**Dataset excerpts**
>> Start
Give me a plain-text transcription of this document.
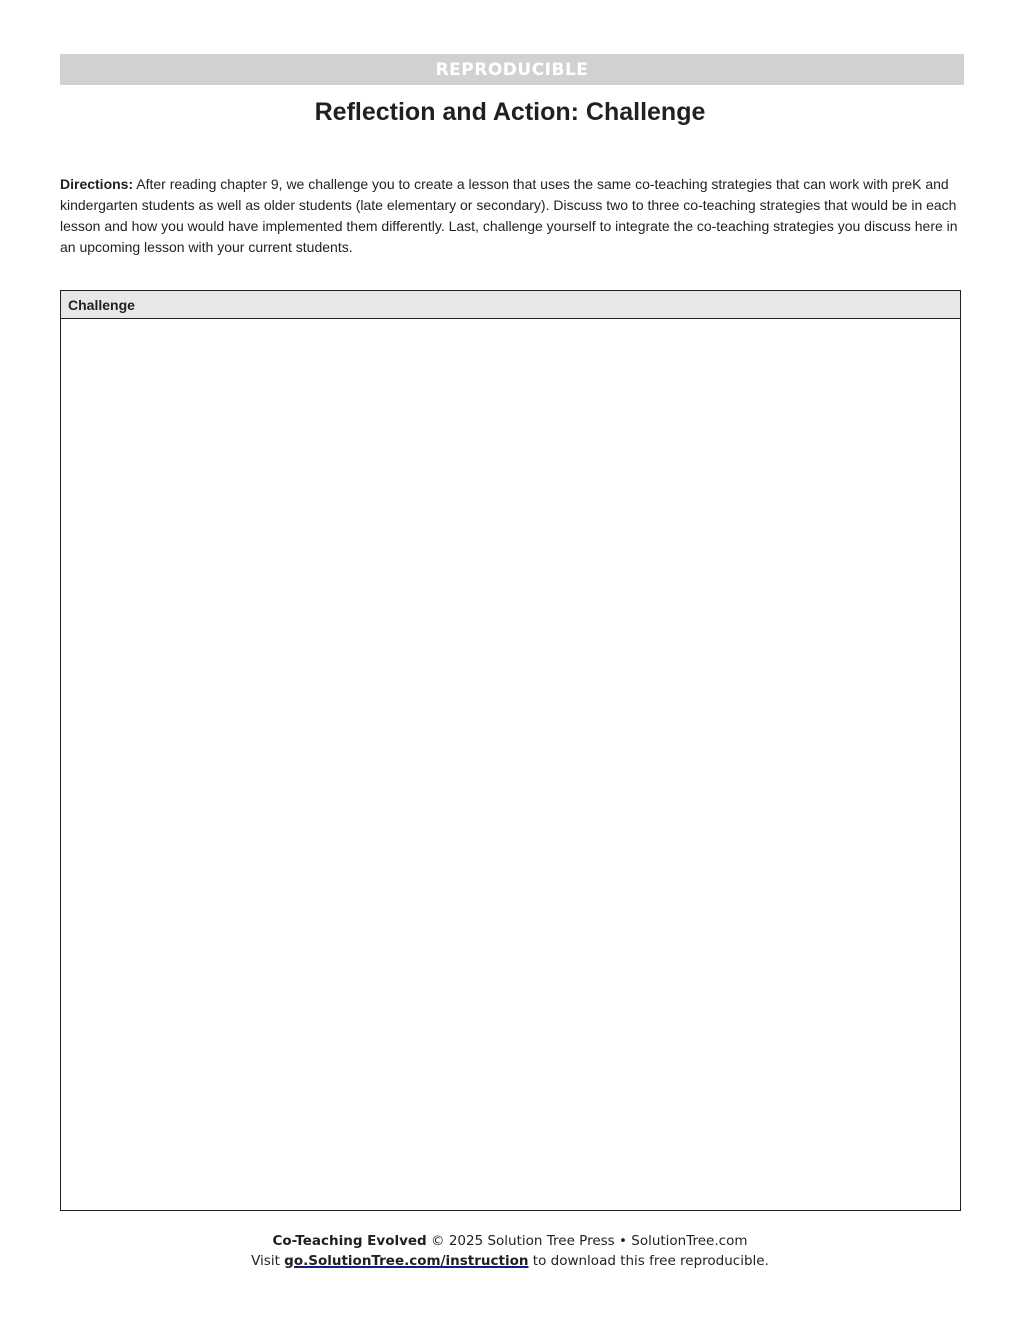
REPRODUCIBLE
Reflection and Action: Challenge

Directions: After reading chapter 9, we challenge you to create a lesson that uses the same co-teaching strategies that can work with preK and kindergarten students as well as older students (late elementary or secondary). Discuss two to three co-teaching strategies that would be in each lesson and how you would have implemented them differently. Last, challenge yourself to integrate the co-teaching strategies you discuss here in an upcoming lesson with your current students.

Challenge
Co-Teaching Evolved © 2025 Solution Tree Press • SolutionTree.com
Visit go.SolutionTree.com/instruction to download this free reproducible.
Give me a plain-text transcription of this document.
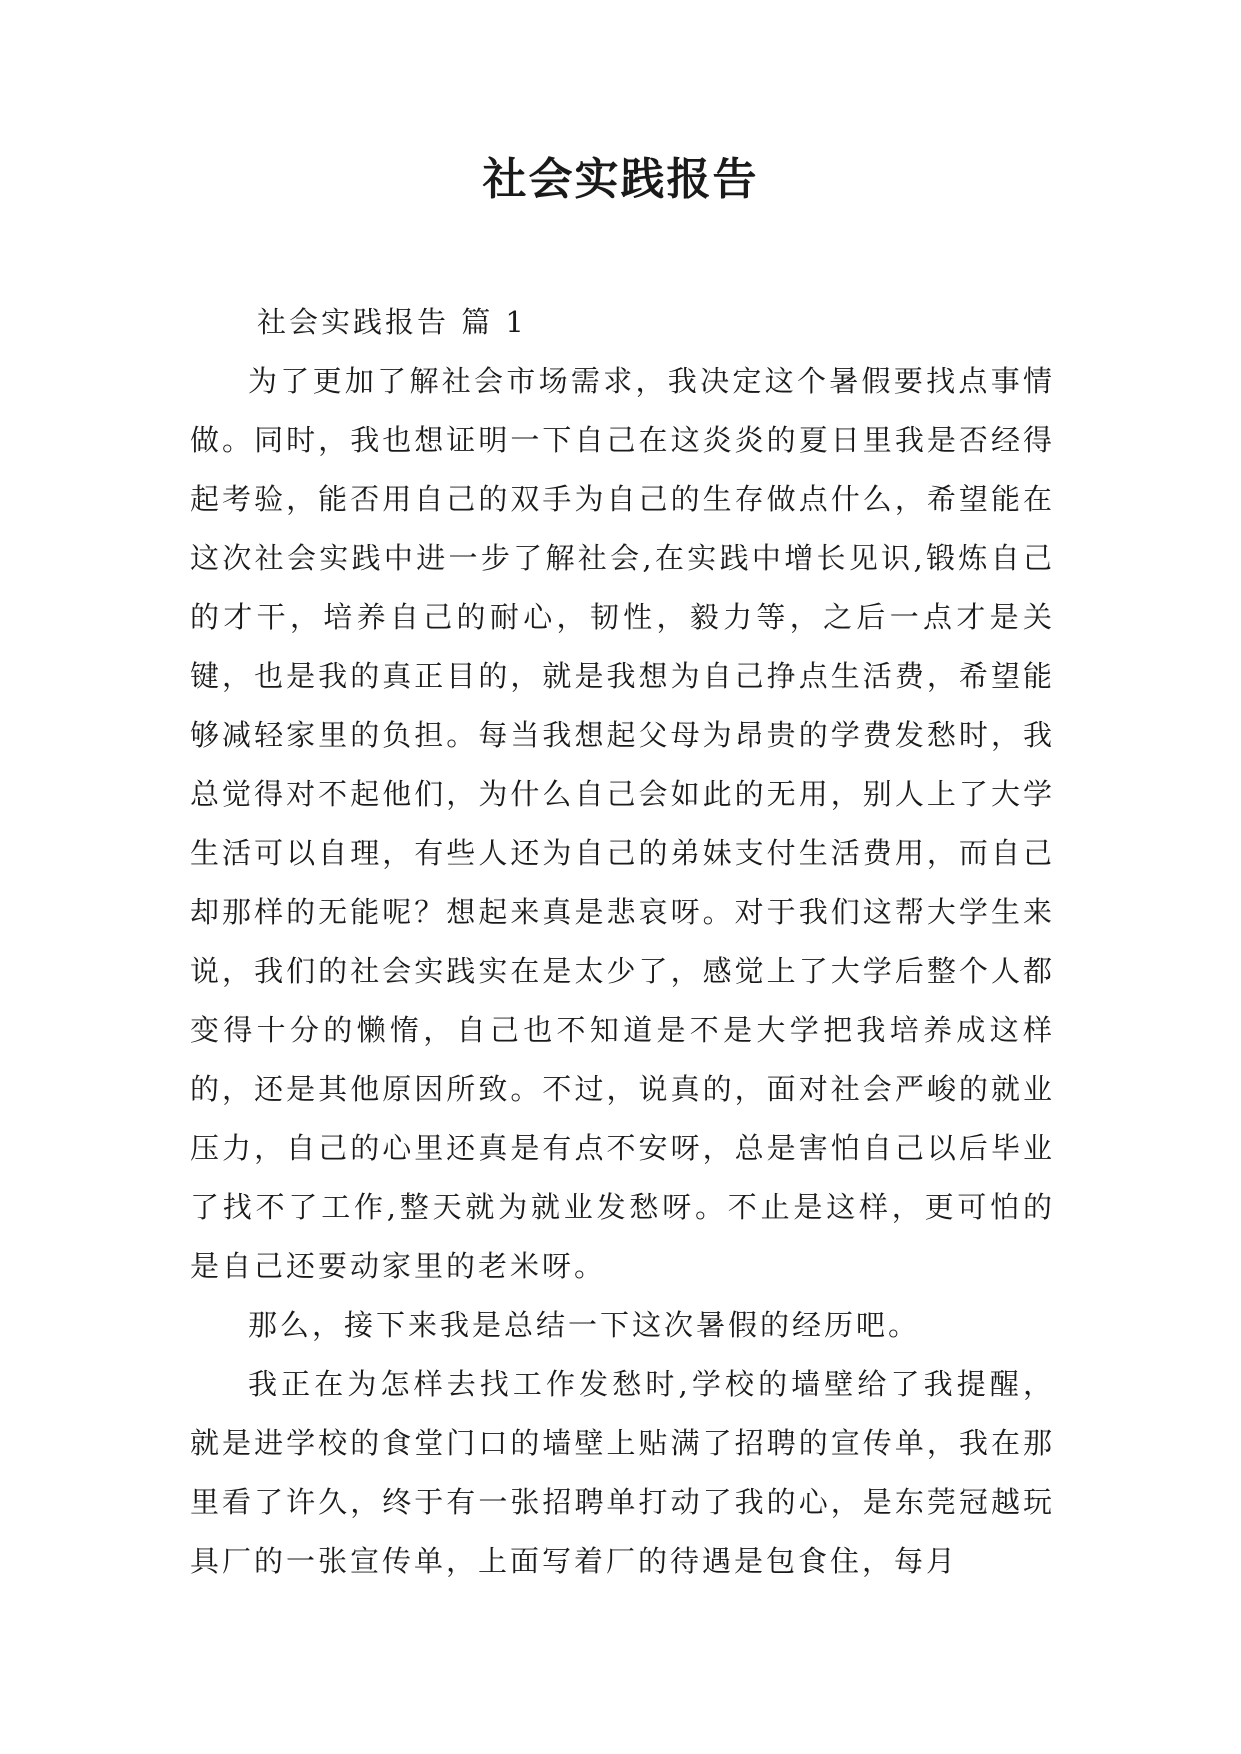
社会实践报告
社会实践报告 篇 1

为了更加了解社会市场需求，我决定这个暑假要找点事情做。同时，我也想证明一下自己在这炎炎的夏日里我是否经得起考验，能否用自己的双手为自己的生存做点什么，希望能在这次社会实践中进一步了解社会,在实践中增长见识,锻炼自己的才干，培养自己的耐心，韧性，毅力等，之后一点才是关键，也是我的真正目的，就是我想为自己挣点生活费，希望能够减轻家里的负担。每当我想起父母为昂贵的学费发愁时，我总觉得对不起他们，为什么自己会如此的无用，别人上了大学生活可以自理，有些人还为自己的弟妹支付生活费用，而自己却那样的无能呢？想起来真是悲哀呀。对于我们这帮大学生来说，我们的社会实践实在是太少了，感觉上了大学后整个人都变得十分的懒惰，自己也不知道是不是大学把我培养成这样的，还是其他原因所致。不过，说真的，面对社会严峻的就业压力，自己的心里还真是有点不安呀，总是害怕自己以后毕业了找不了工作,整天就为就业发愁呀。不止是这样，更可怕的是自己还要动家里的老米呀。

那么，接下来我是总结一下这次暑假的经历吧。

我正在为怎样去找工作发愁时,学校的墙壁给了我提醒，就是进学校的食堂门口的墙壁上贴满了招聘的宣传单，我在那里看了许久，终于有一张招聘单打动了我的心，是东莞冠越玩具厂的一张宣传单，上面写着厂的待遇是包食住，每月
>> End
**Aim**
The records above are to be restated exactly, without their pictures.

**Problem solution**
Give me a plain-text transcription of this document.
REPRODUCIBLE
Reflection and Action: Challenge

Directions: After reading chapter 9, we challenge you to create a lesson that uses the same co-teaching strategies that can work with preK and kindergarten students as well as older students (late elementary or secondary). Discuss two to three co-teaching strategies that would be in each lesson and how you would have implemented them differently. Last, challenge yourself to integrate the co-teaching strategies you discuss here in an upcoming lesson with your current students.

Challenge
Co-Teaching Evolved © 2025 Solution Tree Press • SolutionTree.com
Visit go.SolutionTree.com/instruction to download this free reproducible.
Give me a plain-text transcription of this document.
社会实践报告
社会实践报告 篇 1

为了更加了解社会市场需求，我决定这个暑假要找点事情做。同时，我也想证明一下自己在这炎炎的夏日里我是否经得起考验，能否用自己的双手为自己的生存做点什么，希望能在这次社会实践中进一步了解社会,在实践中增长见识,锻炼自己的才干，培养自己的耐心，韧性，毅力等，之后一点才是关键，也是我的真正目的，就是我想为自己挣点生活费，希望能够减轻家里的负担。每当我想起父母为昂贵的学费发愁时，我总觉得对不起他们，为什么自己会如此的无用，别人上了大学生活可以自理，有些人还为自己的弟妹支付生活费用，而自己却那样的无能呢？想起来真是悲哀呀。对于我们这帮大学生来说，我们的社会实践实在是太少了，感觉上了大学后整个人都变得十分的懒惰，自己也不知道是不是大学把我培养成这样的，还是其他原因所致。不过，说真的，面对社会严峻的就业压力，自己的心里还真是有点不安呀，总是害怕自己以后毕业了找不了工作,整天就为就业发愁呀。不止是这样，更可怕的是自己还要动家里的老米呀。

那么，接下来我是总结一下这次暑假的经历吧。

我正在为怎样去找工作发愁时,学校的墙壁给了我提醒，就是进学校的食堂门口的墙壁上贴满了招聘的宣传单，我在那里看了许久，终于有一张招聘单打动了我的心，是东莞冠越玩具厂的一张宣传单，上面写着厂的待遇是包食住，每月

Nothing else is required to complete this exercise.